-- Begin EXERCISE MATERIALS --
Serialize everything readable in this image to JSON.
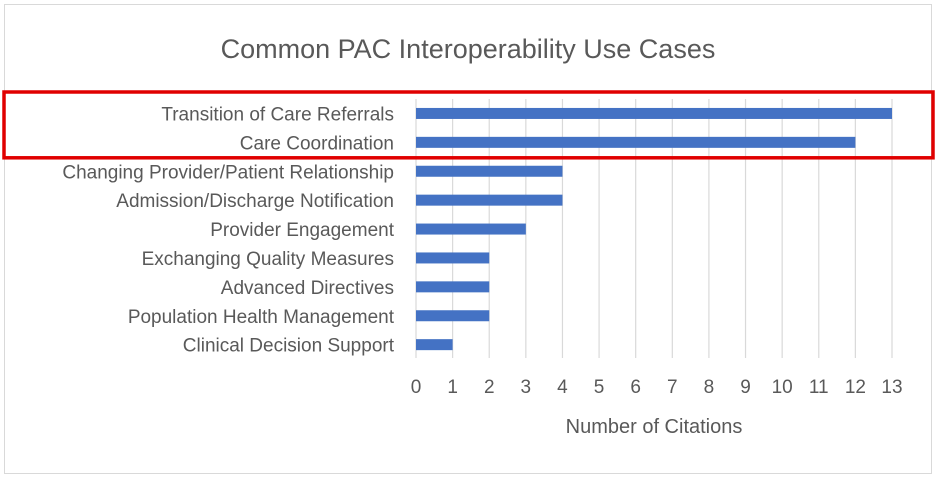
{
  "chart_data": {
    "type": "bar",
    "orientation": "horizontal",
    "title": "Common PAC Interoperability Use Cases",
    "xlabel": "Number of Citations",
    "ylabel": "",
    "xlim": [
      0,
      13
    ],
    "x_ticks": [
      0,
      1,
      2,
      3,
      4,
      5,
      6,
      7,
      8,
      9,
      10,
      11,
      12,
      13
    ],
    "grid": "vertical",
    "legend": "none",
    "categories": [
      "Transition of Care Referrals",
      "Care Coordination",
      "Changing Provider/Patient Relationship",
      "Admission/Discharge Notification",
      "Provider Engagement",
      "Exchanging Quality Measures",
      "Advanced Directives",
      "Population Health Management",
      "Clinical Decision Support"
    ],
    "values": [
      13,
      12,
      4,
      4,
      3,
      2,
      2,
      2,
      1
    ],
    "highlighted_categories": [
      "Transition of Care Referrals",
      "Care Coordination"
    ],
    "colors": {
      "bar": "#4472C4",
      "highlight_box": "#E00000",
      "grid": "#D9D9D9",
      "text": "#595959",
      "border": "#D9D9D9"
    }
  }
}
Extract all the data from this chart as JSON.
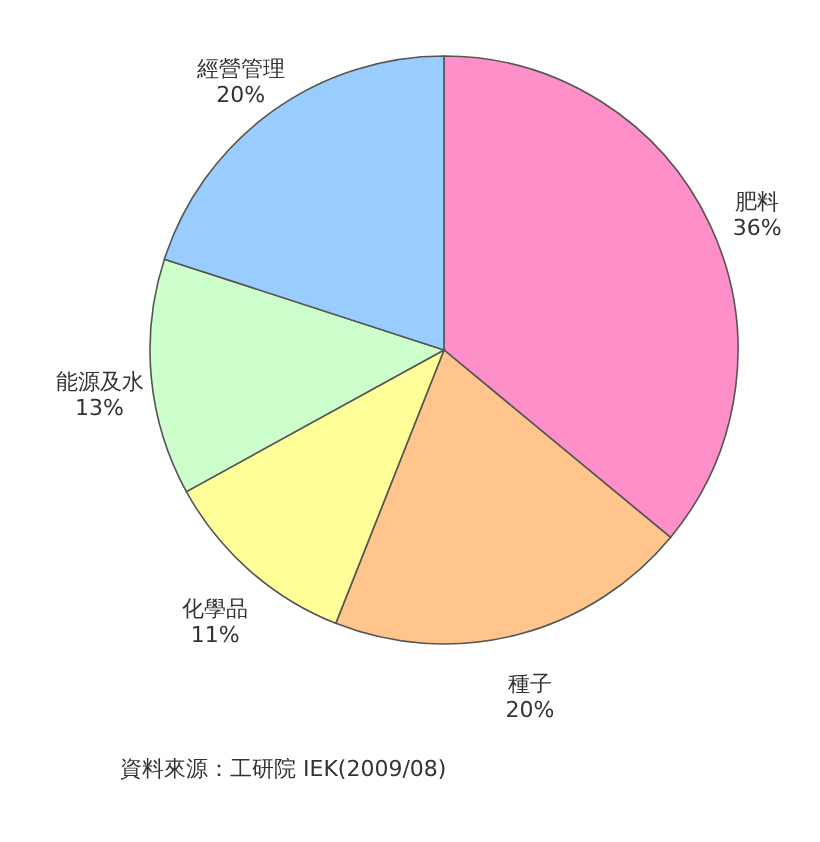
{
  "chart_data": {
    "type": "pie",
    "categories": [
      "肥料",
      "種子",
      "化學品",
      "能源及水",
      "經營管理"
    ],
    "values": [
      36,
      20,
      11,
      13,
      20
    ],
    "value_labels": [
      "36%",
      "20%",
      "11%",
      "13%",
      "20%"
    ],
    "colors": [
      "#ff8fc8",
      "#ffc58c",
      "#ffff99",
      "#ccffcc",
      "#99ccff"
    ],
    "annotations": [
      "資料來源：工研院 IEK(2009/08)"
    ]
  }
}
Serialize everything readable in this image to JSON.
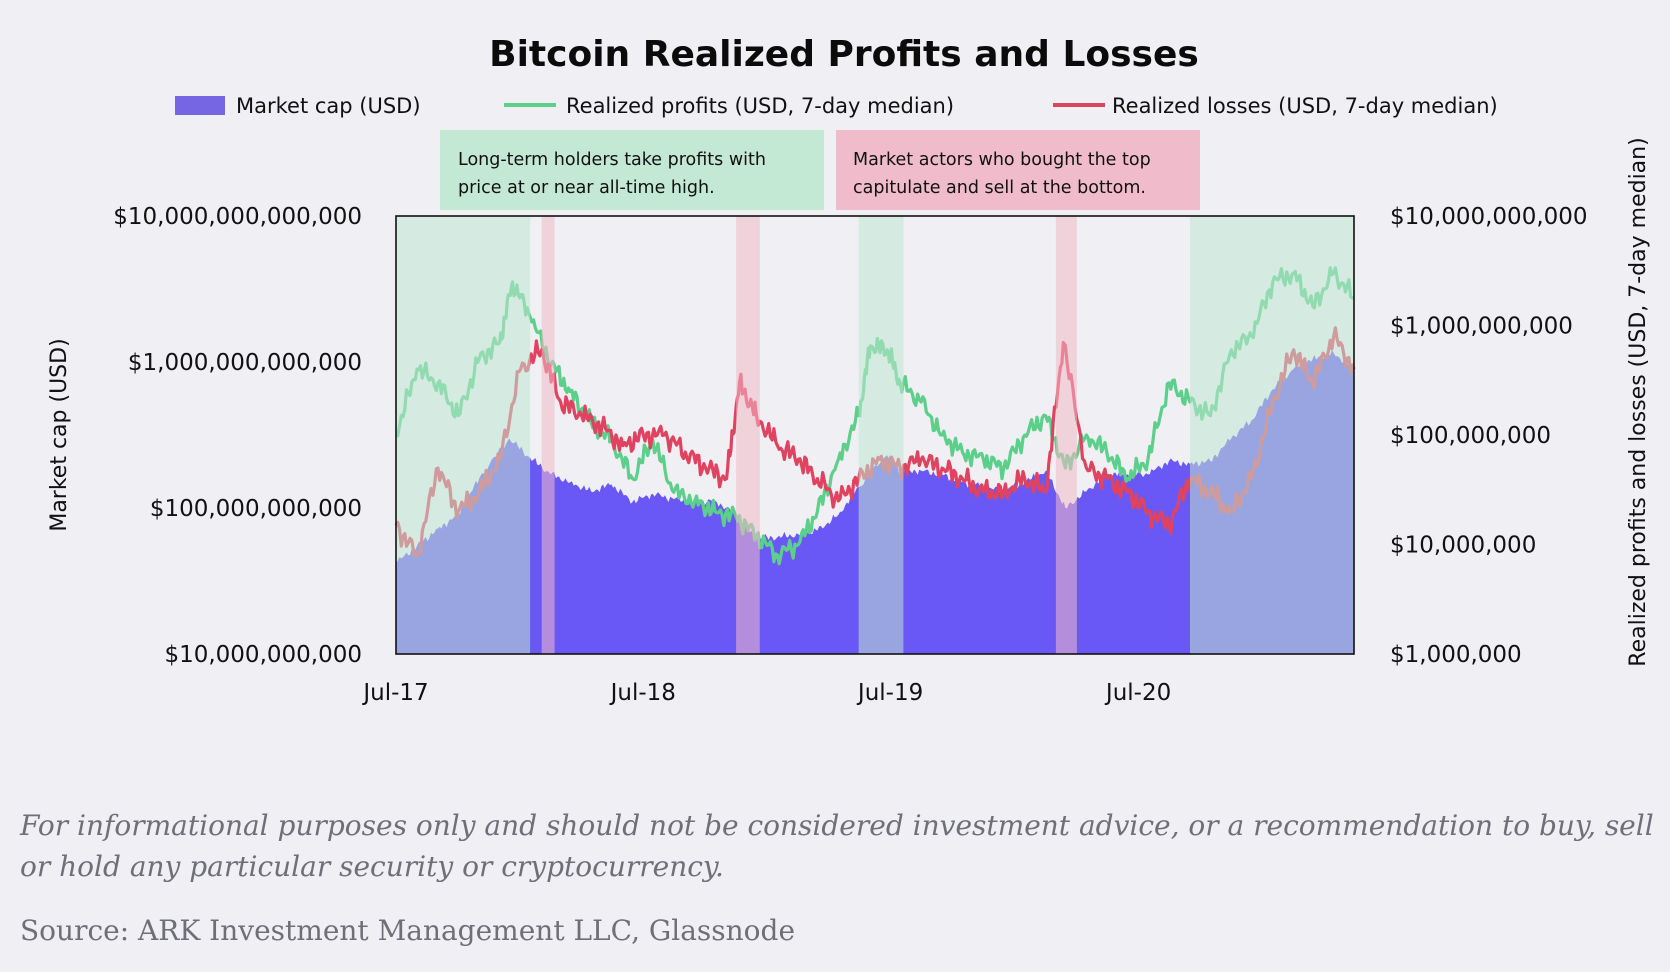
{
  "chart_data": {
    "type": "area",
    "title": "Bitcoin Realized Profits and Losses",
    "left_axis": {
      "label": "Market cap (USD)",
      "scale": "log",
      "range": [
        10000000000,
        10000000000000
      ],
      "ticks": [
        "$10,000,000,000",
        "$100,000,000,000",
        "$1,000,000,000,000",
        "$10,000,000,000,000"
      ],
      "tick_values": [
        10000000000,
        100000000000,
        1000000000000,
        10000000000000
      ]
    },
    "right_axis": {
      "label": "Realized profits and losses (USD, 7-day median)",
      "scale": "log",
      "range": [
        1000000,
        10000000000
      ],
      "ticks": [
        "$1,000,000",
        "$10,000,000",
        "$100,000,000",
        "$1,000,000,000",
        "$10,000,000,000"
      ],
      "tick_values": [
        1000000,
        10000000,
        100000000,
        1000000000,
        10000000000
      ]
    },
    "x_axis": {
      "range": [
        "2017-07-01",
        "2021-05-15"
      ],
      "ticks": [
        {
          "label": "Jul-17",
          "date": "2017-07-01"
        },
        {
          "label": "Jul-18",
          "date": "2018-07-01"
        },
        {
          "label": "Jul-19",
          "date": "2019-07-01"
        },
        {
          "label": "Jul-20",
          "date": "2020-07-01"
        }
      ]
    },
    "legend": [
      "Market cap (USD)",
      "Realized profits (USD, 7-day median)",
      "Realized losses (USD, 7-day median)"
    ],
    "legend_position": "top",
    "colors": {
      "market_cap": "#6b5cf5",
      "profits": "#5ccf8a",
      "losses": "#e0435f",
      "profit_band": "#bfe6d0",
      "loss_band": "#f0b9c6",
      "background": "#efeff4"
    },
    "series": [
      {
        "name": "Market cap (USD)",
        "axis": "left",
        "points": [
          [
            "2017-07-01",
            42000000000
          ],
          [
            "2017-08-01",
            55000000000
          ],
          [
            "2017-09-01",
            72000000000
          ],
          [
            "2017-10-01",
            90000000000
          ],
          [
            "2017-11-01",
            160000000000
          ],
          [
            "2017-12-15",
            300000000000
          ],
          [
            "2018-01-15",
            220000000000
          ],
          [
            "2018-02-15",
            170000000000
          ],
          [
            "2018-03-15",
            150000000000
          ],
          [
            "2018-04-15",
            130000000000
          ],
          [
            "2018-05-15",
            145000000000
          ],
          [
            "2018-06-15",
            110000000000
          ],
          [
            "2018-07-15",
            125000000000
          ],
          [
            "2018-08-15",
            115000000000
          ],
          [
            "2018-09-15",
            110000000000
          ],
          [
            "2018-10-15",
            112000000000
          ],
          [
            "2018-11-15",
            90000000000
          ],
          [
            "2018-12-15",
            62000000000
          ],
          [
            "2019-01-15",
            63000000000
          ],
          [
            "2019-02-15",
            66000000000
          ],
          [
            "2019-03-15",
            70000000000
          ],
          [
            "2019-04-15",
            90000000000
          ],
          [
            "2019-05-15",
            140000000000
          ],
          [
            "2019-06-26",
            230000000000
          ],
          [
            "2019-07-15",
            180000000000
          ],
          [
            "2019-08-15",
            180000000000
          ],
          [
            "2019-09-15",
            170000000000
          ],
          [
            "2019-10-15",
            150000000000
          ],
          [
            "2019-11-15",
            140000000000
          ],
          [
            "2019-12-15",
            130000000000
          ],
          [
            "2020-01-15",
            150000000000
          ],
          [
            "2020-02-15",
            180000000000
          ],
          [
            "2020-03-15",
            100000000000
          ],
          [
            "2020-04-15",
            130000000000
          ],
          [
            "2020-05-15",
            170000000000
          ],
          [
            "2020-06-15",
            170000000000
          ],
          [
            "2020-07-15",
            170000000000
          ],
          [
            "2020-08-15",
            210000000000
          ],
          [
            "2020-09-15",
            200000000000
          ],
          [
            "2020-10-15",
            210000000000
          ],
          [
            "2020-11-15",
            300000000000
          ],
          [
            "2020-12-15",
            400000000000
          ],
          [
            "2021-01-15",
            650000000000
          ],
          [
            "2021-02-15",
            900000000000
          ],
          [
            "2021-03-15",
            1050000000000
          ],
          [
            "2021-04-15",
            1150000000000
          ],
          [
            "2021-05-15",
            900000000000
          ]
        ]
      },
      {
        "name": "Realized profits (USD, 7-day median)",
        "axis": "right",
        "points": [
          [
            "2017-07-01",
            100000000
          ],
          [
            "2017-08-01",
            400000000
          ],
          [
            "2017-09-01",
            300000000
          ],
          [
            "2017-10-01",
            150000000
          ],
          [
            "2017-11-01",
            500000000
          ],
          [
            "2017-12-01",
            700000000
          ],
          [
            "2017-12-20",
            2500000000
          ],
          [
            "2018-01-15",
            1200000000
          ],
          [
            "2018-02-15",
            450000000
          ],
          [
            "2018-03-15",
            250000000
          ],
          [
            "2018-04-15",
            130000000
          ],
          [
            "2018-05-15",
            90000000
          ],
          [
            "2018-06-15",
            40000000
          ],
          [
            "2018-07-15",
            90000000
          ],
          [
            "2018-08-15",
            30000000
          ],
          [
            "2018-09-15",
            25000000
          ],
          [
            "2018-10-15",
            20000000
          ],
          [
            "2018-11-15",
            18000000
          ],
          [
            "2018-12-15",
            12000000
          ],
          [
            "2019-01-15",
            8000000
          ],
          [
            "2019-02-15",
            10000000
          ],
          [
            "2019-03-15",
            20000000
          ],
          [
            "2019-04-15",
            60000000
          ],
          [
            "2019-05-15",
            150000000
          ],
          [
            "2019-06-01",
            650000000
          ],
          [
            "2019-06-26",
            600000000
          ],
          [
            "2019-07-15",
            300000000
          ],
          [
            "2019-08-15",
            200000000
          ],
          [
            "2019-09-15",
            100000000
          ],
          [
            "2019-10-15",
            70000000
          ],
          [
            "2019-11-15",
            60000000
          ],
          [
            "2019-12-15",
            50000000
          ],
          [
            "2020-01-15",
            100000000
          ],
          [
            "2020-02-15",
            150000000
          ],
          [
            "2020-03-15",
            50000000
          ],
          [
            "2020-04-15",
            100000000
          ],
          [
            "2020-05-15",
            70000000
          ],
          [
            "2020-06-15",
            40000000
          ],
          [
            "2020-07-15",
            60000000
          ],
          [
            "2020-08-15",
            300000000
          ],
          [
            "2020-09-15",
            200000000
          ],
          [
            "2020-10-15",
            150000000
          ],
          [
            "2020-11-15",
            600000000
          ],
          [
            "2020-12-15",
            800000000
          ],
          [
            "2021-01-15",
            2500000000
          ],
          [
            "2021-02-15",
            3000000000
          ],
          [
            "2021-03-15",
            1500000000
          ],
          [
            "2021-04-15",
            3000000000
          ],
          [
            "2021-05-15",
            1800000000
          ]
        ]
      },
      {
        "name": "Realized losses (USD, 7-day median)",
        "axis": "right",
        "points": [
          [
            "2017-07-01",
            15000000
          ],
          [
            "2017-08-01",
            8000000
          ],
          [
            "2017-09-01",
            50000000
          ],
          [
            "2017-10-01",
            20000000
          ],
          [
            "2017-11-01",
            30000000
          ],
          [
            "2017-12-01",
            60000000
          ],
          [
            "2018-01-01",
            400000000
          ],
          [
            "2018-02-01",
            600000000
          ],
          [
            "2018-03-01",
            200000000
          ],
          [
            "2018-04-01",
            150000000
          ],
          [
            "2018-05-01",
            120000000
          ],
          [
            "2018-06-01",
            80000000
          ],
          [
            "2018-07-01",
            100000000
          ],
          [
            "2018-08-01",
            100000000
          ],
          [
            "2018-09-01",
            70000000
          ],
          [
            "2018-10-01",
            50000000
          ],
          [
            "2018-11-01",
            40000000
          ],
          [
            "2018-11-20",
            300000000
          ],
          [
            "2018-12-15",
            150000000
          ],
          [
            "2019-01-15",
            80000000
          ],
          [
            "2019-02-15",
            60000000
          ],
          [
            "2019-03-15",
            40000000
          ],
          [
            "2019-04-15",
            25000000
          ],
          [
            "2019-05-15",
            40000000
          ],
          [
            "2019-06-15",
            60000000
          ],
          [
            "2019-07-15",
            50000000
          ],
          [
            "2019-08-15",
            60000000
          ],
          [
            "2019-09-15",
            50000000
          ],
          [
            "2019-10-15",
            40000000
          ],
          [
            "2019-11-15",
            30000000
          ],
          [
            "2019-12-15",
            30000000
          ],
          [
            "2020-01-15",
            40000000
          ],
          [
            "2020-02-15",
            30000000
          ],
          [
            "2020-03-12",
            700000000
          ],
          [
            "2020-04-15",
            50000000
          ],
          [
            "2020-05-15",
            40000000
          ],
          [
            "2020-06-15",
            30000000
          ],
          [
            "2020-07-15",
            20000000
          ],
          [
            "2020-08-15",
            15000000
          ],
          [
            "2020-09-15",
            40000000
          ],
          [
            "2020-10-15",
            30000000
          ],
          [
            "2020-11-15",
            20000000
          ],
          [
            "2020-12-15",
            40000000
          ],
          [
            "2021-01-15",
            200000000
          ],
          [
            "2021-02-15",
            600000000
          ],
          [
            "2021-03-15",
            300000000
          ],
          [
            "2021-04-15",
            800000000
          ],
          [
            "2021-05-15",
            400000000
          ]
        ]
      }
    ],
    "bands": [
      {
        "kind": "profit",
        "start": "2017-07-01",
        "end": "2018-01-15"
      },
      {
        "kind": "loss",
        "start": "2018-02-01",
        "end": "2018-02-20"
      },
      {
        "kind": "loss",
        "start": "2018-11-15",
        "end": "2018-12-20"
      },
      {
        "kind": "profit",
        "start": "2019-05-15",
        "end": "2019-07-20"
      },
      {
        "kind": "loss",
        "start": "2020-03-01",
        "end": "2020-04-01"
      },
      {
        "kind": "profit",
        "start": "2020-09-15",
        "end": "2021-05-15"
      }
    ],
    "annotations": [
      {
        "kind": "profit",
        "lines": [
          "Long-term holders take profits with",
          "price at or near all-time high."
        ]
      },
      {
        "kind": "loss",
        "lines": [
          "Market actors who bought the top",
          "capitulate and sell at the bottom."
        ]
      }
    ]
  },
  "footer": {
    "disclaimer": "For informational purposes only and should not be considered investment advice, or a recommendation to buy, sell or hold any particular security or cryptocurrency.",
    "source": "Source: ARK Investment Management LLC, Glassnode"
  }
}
-- End EXERCISE MATERIALS --
-- Begin EXERCISE MATERIALS --
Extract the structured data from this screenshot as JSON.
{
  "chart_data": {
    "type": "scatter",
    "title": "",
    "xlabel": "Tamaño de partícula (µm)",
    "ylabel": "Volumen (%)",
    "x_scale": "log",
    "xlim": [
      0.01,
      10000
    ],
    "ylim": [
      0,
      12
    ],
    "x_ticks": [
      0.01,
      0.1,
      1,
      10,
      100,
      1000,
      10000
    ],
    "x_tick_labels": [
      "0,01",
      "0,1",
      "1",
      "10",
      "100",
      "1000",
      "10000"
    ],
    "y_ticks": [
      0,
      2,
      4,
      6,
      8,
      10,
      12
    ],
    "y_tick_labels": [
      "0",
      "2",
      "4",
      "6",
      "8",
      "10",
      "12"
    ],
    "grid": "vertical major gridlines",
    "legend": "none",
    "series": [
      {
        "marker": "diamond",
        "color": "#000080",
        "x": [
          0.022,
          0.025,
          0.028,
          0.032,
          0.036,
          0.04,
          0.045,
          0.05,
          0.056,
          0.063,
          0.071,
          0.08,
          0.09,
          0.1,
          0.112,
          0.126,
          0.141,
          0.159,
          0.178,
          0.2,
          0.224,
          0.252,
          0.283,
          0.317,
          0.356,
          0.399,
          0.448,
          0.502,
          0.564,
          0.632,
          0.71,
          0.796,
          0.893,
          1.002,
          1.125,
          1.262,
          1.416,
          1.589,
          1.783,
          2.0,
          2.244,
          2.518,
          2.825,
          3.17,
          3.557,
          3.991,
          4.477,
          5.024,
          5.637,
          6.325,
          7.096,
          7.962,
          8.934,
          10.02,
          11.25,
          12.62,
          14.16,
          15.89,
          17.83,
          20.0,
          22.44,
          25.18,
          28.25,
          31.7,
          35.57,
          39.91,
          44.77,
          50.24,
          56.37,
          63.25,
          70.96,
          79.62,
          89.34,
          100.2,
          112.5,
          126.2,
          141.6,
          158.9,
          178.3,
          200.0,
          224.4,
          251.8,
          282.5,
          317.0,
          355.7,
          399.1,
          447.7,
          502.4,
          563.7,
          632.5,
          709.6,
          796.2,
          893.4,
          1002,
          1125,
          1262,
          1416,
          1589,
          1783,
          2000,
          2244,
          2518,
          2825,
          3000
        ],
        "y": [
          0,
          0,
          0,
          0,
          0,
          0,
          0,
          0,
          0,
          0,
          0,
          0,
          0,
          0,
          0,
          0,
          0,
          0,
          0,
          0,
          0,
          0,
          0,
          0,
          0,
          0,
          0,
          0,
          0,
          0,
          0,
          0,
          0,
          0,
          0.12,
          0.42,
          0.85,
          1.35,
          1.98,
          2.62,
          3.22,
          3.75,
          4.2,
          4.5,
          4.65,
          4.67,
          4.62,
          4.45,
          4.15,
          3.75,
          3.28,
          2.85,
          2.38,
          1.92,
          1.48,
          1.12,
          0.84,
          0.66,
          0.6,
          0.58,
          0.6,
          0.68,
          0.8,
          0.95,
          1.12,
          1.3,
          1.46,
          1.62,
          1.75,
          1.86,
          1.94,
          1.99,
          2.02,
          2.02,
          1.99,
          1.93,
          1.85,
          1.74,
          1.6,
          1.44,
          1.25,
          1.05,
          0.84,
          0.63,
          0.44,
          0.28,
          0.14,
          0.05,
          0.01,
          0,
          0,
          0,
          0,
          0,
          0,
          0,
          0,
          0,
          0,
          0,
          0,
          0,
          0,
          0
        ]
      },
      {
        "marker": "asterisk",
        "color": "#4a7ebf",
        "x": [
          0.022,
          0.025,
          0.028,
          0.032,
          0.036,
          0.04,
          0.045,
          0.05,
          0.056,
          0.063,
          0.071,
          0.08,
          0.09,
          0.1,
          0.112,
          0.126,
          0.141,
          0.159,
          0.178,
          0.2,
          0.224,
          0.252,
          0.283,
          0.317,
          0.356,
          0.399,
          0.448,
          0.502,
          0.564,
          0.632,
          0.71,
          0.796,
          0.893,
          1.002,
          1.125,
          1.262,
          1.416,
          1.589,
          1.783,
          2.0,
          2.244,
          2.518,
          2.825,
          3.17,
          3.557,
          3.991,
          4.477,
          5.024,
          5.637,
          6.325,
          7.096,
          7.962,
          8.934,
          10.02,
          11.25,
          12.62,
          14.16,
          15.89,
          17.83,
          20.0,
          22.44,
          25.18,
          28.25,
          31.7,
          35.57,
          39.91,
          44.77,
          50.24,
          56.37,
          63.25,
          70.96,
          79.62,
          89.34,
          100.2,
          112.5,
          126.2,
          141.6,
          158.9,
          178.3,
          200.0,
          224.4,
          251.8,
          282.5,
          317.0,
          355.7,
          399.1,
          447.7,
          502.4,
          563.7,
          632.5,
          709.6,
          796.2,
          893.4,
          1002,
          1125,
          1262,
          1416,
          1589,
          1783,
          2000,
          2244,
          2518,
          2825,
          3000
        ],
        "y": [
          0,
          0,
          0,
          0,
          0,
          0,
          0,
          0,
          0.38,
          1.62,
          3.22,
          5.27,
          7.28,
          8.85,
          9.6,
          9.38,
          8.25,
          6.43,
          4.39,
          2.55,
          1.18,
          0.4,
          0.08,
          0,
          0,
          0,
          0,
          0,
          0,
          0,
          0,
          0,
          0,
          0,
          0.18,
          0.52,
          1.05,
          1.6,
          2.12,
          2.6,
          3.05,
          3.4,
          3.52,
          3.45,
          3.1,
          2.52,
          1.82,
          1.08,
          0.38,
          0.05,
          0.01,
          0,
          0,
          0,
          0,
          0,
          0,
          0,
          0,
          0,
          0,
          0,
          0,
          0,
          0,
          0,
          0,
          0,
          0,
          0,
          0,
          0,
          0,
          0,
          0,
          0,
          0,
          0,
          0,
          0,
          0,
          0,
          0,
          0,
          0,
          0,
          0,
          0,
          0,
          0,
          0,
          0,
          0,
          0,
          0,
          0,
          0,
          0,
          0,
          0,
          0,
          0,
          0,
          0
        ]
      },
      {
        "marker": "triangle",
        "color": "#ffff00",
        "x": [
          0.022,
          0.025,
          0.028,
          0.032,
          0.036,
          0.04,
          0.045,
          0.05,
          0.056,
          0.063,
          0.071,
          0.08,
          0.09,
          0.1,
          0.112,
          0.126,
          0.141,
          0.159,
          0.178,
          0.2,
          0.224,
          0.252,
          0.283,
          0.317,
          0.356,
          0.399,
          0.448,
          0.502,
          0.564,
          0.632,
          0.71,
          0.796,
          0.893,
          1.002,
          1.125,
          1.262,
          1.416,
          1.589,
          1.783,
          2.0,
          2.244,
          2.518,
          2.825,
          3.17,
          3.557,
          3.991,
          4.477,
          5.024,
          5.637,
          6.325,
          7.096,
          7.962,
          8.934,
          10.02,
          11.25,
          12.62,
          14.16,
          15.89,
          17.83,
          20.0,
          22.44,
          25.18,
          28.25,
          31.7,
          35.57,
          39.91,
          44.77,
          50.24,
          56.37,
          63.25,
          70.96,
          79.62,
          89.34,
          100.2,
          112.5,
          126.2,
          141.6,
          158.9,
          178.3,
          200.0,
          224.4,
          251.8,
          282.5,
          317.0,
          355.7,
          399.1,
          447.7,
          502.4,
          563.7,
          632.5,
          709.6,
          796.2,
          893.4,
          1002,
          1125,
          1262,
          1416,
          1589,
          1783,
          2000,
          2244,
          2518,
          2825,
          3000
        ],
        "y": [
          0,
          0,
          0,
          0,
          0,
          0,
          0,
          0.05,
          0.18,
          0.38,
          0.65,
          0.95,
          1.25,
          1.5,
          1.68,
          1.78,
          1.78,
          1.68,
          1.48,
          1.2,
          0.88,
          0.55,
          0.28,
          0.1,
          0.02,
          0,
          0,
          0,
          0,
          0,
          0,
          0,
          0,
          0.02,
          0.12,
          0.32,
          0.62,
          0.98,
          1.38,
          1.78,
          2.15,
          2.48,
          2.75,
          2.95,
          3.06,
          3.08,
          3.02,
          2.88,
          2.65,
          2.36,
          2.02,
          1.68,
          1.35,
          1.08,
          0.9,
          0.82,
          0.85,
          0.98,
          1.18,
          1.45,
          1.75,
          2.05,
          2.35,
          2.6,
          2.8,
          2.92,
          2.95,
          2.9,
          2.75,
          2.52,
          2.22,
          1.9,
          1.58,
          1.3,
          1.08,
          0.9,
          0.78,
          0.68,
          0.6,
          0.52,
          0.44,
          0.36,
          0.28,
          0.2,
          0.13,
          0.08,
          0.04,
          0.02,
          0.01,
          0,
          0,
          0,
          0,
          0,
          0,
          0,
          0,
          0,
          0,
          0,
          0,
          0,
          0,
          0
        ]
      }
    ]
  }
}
-- End EXERCISE MATERIALS --
EXERCISE INSTRUCTIONS: From the entries, report each line that includes the word "date".

SOLUTION TO THE PROBLEM:
          "date": "2017-07-01"
          "date": "2018-07-01"
          "date": "2019-07-01"
          "date": "2020-07-01"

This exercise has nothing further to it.